**What to do**:
List every person named in the passage below about the Fusion's 2022 season, giving each name as it appears.

** Extract provided follows **

The Fusion announced in January 2022 that they would continue to compete in South Korea as a part of the East region for the 2022 season. The team parted ways with head coach NineK and promoted Cho "J1N" Hyo-jin, who was the head coach of their Overwatch Contenders academy team T1, to head coach. Philadelphia released their entire roster in the offseason, aside from damage player Lee "Carpe" Jae-hyeok and support player Kim "Alarm" Kyeong-bo, and signed two rookies from T1. After the death of Alarm in November 2021, the Fusion signed two more veterans to fill out a five-man roster.

** End of Extract provided **
** Source information follows **

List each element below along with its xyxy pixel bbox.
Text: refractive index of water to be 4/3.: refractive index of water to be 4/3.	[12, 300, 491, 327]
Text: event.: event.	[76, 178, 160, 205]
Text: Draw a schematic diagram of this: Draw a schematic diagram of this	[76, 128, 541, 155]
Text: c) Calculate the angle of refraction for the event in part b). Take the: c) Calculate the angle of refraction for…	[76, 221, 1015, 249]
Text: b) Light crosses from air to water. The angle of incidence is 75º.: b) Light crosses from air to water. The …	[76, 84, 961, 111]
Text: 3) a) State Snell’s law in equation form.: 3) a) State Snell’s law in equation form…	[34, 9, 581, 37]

** End of Source information **

**Exercise response**:
NineK
Cho "J1N" Hyo-jin
Lee "Carpe" Jae-hyeok
Kim "Alarm" Kyeong-bo